Below are some entries. Output each one exactly as it appears.

**********

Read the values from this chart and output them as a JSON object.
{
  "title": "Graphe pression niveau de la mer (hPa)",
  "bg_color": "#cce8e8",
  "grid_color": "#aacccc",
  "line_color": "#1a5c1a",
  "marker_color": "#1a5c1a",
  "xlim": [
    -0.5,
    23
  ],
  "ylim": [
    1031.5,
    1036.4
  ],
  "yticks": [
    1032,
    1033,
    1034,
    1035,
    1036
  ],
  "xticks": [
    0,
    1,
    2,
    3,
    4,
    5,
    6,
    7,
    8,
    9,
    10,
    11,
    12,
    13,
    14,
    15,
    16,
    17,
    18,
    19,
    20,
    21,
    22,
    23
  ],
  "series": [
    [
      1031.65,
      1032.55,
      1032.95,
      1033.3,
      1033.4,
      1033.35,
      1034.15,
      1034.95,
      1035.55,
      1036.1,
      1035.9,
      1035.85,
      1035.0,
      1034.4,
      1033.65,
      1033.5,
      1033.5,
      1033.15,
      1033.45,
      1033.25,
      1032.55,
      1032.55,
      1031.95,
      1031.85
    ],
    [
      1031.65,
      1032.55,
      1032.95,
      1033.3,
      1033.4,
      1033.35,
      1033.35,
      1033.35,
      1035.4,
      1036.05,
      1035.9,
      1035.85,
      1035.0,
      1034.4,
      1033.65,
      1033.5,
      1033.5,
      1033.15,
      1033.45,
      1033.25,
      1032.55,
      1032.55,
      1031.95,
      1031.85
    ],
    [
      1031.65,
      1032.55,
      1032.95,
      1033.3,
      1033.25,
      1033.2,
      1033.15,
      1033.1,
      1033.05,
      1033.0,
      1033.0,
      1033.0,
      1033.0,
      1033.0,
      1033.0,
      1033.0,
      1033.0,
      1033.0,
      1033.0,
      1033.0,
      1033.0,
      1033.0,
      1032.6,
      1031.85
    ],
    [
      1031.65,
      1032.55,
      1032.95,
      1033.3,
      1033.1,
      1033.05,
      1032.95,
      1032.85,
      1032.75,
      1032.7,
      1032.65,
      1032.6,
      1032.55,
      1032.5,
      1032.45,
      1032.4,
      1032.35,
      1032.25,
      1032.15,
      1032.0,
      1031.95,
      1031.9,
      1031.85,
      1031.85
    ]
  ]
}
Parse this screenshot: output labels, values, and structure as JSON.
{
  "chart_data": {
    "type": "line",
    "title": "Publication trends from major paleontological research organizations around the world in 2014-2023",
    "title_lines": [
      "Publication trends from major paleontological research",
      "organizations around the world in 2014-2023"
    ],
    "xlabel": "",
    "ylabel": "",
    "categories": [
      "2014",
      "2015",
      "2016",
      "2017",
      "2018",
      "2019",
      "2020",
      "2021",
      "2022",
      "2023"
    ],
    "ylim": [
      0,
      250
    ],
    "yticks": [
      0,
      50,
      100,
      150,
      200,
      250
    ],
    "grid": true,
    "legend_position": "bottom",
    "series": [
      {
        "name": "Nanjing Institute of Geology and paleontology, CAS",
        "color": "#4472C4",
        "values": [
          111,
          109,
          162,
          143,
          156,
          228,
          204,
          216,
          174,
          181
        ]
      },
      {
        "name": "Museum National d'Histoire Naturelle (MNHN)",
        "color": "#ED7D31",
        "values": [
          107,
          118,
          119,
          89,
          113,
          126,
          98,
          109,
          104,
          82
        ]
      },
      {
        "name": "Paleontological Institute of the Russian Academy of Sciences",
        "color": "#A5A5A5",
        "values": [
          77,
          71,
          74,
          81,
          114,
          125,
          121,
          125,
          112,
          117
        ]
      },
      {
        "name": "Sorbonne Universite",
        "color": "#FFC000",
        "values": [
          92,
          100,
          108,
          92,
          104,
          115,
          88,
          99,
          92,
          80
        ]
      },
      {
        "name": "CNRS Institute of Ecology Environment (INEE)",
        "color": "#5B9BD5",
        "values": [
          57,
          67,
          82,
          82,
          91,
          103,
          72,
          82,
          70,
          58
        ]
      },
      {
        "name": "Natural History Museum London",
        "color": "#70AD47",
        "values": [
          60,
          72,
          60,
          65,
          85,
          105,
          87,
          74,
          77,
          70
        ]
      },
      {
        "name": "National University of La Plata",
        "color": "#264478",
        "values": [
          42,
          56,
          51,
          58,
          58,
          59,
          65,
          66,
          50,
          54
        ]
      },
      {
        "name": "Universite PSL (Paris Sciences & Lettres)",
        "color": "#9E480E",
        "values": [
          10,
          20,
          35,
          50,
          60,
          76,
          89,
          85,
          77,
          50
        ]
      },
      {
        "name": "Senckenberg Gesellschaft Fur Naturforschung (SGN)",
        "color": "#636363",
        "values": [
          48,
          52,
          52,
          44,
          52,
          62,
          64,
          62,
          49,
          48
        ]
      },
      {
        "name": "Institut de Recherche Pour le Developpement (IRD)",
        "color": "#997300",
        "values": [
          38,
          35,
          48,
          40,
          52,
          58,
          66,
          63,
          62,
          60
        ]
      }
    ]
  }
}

**********

Solved exercise |
Read the values from this chart and output them as a JSON object.
{
  "title": "Graphe pression niveau de la mer (hPa)",
  "bg_color": "#cce8e8",
  "grid_color": "#aacccc",
  "line_color": "#1a5c1a",
  "marker_color": "#1a5c1a",
  "xlim": [
    -0.5,
    23
  ],
  "ylim": [
    1031.5,
    1036.4
  ],
  "yticks": [
    1032,
    1033,
    1034,
    1035,
    1036
  ],
  "xticks": [
    0,
    1,
    2,
    3,
    4,
    5,
    6,
    7,
    8,
    9,
    10,
    11,
    12,
    13,
    14,
    15,
    16,
    17,
    18,
    19,
    20,
    21,
    22,
    23
  ],
  "series": [
    [
      1031.65,
      1032.55,
      1032.95,
      1033.3,
      1033.4,
      1033.35,
      1034.15,
      1034.95,
      1035.55,
      1036.1,
      1035.9,
      1035.85,
      1035.0,
      1034.4,
      1033.65,
      1033.5,
      1033.5,
      1033.15,
      1033.45,
      1033.25,
      1032.55,
      1032.55,
      1031.95,
      1031.85
    ],
    [
      1031.65,
      1032.55,
      1032.95,
      1033.3,
      1033.4,
      1033.35,
      1033.35,
      1033.35,
      1035.4,
      1036.05,
      1035.9,
      1035.85,
      1035.0,
      1034.4,
      1033.65,
      1033.5,
      1033.5,
      1033.15,
      1033.45,
      1033.25,
      1032.55,
      1032.55,
      1031.95,
      1031.85
    ],
    [
      1031.65,
      1032.55,
      1032.95,
      1033.3,
      1033.25,
      1033.2,
      1033.15,
      1033.1,
      1033.05,
      1033.0,
      1033.0,
      1033.0,
      1033.0,
      1033.0,
      1033.0,
      1033.0,
      1033.0,
      1033.0,
      1033.0,
      1033.0,
      1033.0,
      1033.0,
      1032.6,
      1031.85
    ],
    [
      1031.65,
      1032.55,
      1032.95,
      1033.3,
      1033.1,
      1033.05,
      1032.95,
      1032.85,
      1032.75,
      1032.7,
      1032.65,
      1032.6,
      1032.55,
      1032.5,
      1032.45,
      1032.4,
      1032.35,
      1032.25,
      1032.15,
      1032.0,
      1031.95,
      1031.9,
      1031.85,
      1031.85
    ]
  ]
}
Parse this screenshot: output labels, values, and structure as JSON.
{
  "chart_data": {
    "type": "line",
    "title": "Publication trends from major paleontological research organizations around the world in 2014-2023",
    "title_lines": [
      "Publication trends from major paleontological research",
      "organizations around the world in 2014-2023"
    ],
    "xlabel": "",
    "ylabel": "",
    "categories": [
      "2014",
      "2015",
      "2016",
      "2017",
      "2018",
      "2019",
      "2020",
      "2021",
      "2022",
      "2023"
    ],
    "ylim": [
      0,
      250
    ],
    "yticks": [
      0,
      50,
      100,
      150,
      200,
      250
    ],
    "grid": true,
    "legend_position": "bottom",
    "series": [
      {
        "name": "Nanjing Institute of Geology and paleontology, CAS",
        "color": "#4472C4",
        "values": [
          111,
          109,
          162,
          143,
          156,
          228,
          204,
          216,
          174,
          181
        ]
      },
      {
        "name": "Museum National d'Histoire Naturelle (MNHN)",
        "color": "#ED7D31",
        "values": [
          107,
          118,
          119,
          89,
          113,
          126,
          98,
          109,
          104,
          82
        ]
      },
      {
        "name": "Paleontological Institute of the Russian Academy of Sciences",
        "color": "#A5A5A5",
        "values": [
          77,
          71,
          74,
          81,
          114,
          125,
          121,
          125,
          112,
          117
        ]
      },
      {
        "name": "Sorbonne Universite",
        "color": "#FFC000",
        "values": [
          92,
          100,
          108,
          92,
          104,
          115,
          88,
          99,
          92,
          80
        ]
      },
      {
        "name": "CNRS Institute of Ecology Environment (INEE)",
        "color": "#5B9BD5",
        "values": [
          57,
          67,
          82,
          82,
          91,
          103,
          72,
          82,
          70,
          58
        ]
      },
      {
        "name": "Natural History Museum London",
        "color": "#70AD47",
        "values": [
          60,
          72,
          60,
          65,
          85,
          105,
          87,
          74,
          77,
          70
        ]
      },
      {
        "name": "National University of La Plata",
        "color": "#264478",
        "values": [
          42,
          56,
          51,
          58,
          58,
          59,
          65,
          66,
          50,
          54
        ]
      },
      {
        "name": "Universite PSL (Paris Sciences & Lettres)",
        "color": "#9E480E",
        "values": [
          10,
          20,
          35,
          50,
          60,
          76,
          89,
          85,
          77,
          50
        ]
      },
      {
        "name": "Senckenberg Gesellschaft Fur Naturforschung (SGN)",
        "color": "#636363",
        "values": [
          48,
          52,
          52,
          44,
          52,
          62,
          64,
          62,
          49,
          48
        ]
      },
      {
        "name": "Institut de Recherche Pour le Developpement (IRD)",
        "color": "#997300",
        "values": [
          38,
          35,
          48,
          40,
          52,
          58,
          66,
          63,
          62,
          60
        ]
      }
    ]
  }
}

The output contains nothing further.